[START Input]

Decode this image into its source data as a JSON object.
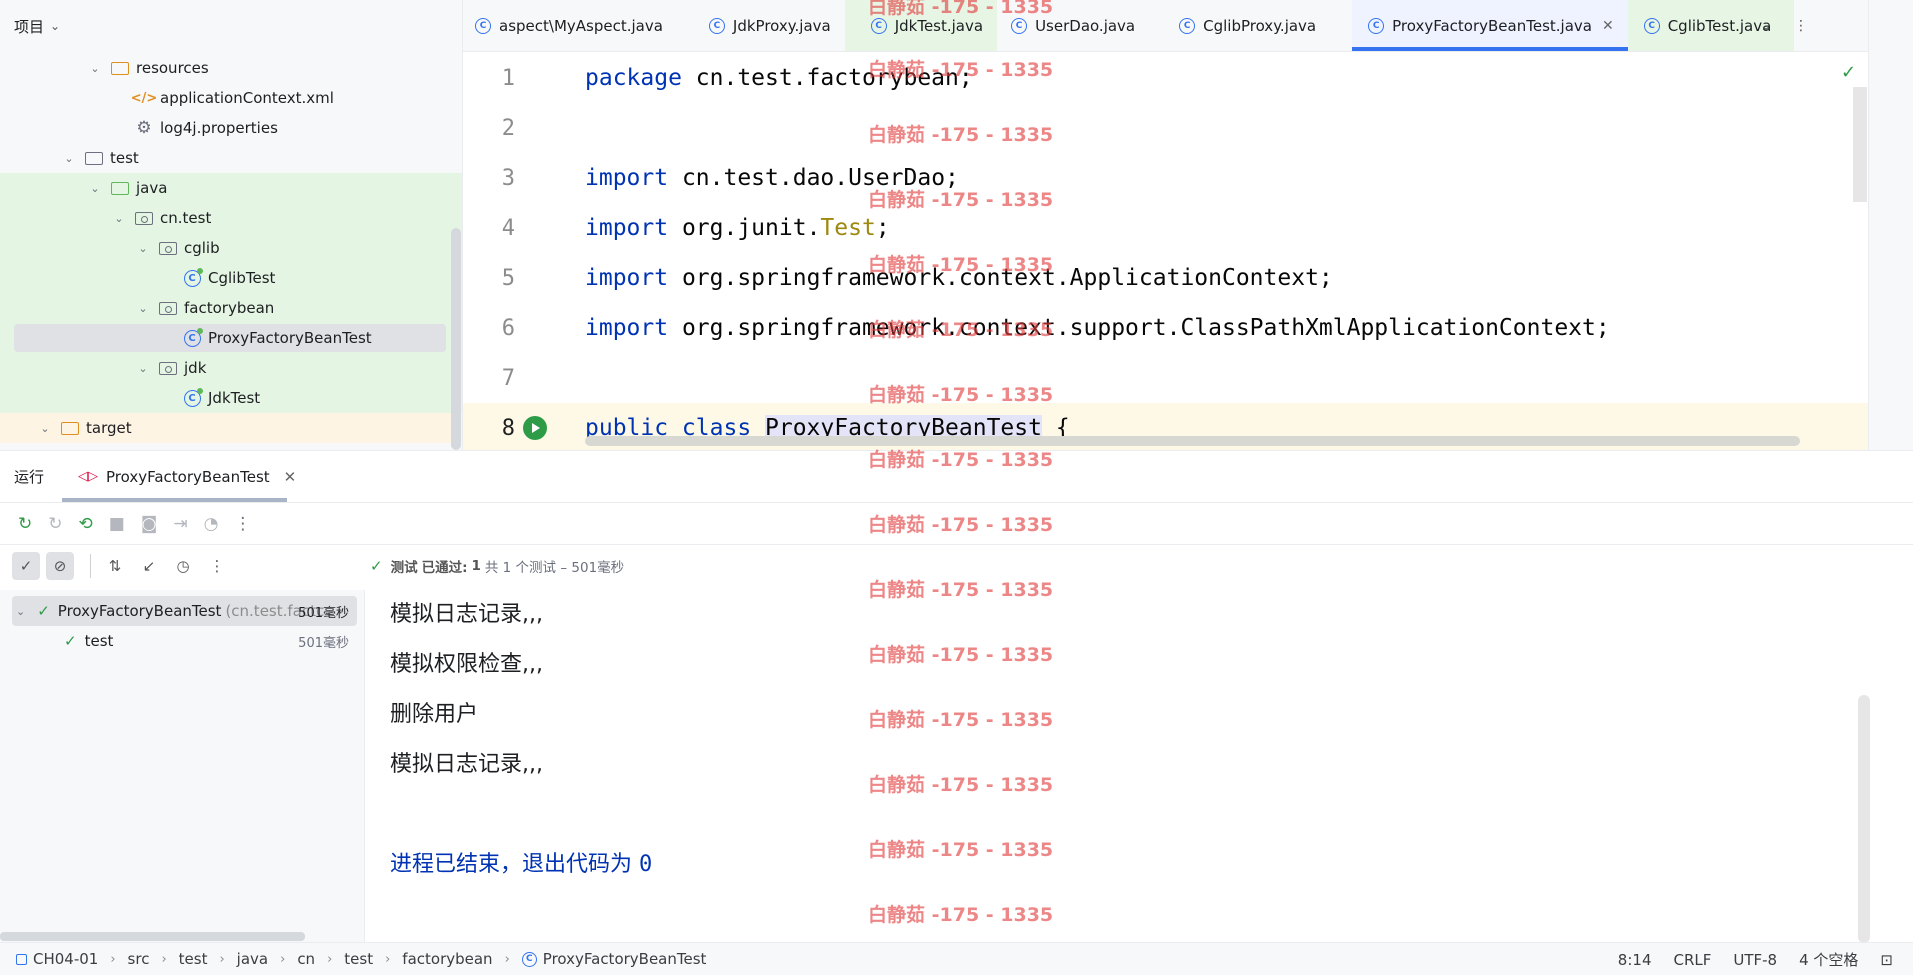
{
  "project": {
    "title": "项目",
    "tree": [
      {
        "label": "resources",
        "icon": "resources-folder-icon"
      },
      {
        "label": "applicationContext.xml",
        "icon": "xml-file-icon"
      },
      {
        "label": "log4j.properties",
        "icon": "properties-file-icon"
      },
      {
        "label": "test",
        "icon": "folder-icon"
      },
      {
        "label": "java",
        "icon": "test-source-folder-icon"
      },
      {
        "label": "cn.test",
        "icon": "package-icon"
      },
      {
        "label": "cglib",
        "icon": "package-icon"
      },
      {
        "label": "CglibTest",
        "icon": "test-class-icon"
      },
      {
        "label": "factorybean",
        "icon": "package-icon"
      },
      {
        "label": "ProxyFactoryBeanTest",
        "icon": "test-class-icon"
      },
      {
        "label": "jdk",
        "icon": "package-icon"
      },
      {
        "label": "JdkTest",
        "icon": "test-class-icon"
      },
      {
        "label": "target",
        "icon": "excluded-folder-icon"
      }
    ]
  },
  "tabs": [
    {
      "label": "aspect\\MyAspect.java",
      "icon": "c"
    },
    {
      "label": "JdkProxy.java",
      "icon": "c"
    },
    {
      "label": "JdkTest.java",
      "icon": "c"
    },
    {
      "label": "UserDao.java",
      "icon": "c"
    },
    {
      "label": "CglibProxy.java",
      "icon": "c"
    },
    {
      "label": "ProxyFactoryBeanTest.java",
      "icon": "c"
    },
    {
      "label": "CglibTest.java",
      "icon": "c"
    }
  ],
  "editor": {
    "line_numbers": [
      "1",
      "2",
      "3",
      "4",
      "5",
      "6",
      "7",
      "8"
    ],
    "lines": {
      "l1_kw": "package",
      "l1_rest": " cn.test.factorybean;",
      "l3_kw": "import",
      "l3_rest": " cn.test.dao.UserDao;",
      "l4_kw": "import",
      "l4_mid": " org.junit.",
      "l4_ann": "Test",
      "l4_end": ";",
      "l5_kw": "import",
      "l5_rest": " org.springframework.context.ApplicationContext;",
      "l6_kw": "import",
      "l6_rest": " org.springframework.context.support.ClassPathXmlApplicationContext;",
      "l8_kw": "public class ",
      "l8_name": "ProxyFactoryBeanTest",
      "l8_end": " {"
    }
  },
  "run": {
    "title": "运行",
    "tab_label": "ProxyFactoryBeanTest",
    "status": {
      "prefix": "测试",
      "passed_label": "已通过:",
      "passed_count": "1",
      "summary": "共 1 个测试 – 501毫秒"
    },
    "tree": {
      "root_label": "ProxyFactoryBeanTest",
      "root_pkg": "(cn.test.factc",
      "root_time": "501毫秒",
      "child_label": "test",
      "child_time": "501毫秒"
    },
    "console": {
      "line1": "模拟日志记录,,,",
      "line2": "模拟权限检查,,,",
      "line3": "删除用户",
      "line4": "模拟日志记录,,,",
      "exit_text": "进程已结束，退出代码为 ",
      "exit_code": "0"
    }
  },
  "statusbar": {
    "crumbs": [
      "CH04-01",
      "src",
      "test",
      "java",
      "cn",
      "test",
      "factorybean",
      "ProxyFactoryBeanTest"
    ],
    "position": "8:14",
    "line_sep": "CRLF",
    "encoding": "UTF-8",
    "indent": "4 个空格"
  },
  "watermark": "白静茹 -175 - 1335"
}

[END Input]
[START Input]

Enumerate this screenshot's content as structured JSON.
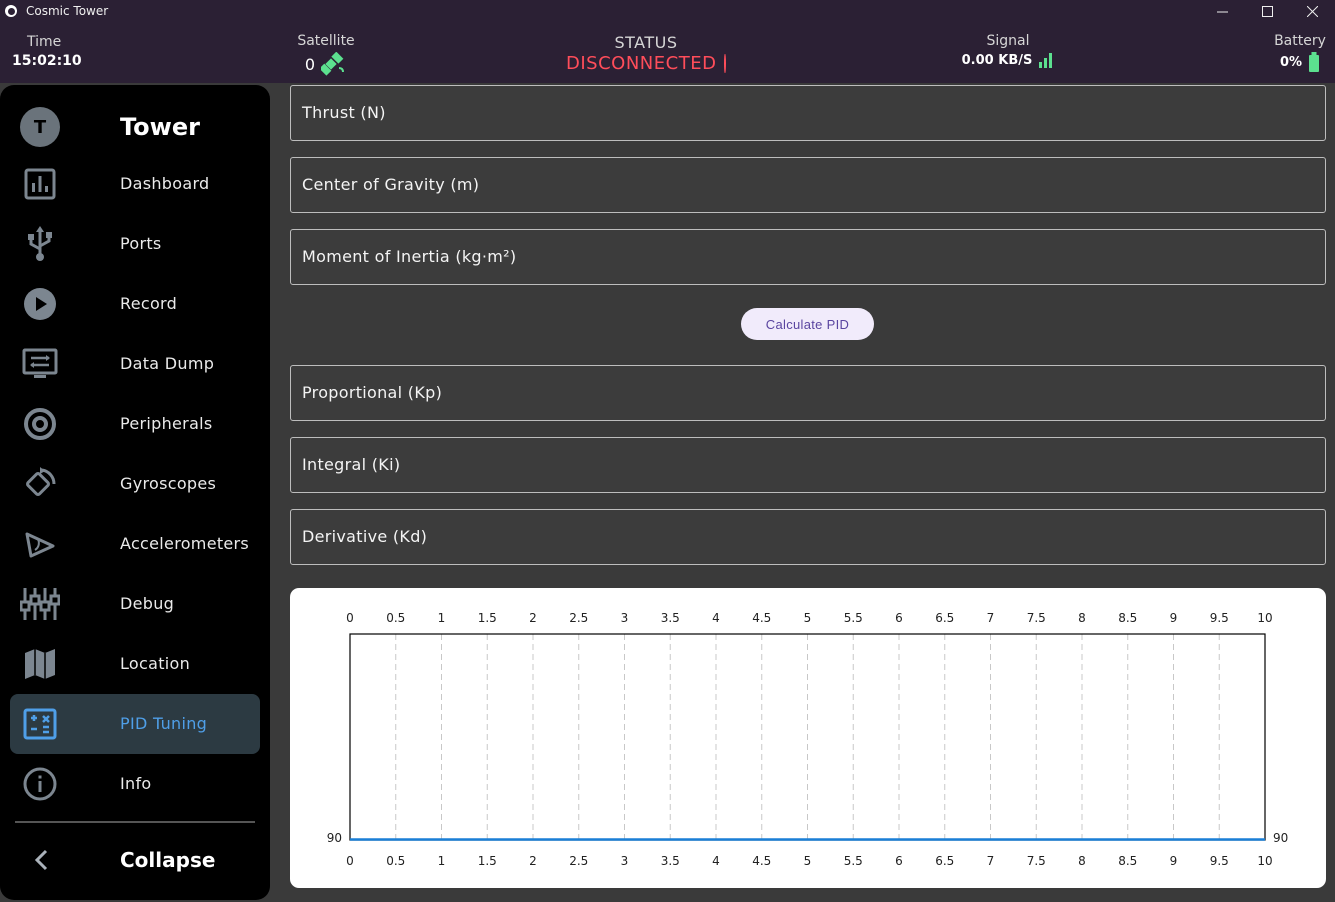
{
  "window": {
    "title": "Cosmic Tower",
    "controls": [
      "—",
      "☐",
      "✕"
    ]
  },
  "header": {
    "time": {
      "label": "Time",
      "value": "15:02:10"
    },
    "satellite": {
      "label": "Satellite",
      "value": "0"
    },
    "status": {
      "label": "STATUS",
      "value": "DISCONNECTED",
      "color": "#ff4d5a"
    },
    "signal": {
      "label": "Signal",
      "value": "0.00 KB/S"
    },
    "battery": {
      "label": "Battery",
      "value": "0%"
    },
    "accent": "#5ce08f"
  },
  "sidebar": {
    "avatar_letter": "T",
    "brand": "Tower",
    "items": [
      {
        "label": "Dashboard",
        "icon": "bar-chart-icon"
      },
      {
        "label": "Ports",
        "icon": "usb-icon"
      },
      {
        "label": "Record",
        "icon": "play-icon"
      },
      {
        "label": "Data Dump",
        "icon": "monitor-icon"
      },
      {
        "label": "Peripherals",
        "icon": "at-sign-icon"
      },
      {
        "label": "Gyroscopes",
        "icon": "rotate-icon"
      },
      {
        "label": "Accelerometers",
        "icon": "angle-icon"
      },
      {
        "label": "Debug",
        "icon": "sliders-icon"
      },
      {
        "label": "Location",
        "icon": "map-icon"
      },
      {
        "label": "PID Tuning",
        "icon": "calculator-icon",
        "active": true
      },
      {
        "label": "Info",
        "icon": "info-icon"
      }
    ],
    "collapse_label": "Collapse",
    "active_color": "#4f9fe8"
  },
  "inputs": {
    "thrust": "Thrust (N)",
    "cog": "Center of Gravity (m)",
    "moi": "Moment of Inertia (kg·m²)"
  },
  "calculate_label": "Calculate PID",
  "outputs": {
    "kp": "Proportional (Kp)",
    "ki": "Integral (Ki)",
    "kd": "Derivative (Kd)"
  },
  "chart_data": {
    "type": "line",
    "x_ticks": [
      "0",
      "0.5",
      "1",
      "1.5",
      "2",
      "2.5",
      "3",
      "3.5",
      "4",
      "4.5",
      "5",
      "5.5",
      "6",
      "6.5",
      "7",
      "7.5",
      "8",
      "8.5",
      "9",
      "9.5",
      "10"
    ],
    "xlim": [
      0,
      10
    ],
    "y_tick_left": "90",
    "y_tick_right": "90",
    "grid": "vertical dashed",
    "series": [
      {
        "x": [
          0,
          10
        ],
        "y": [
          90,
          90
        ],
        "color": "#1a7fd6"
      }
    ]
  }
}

[END Input]

What this task involves:
Which lines above hold the word "springframework"? Copy each of them.

Correct output:
      "l5_rest": " org.springframework.context.ApplicationContext;",
      "l6_rest": " org.springframework.context.support.ClassPathXmlApplicationContext;",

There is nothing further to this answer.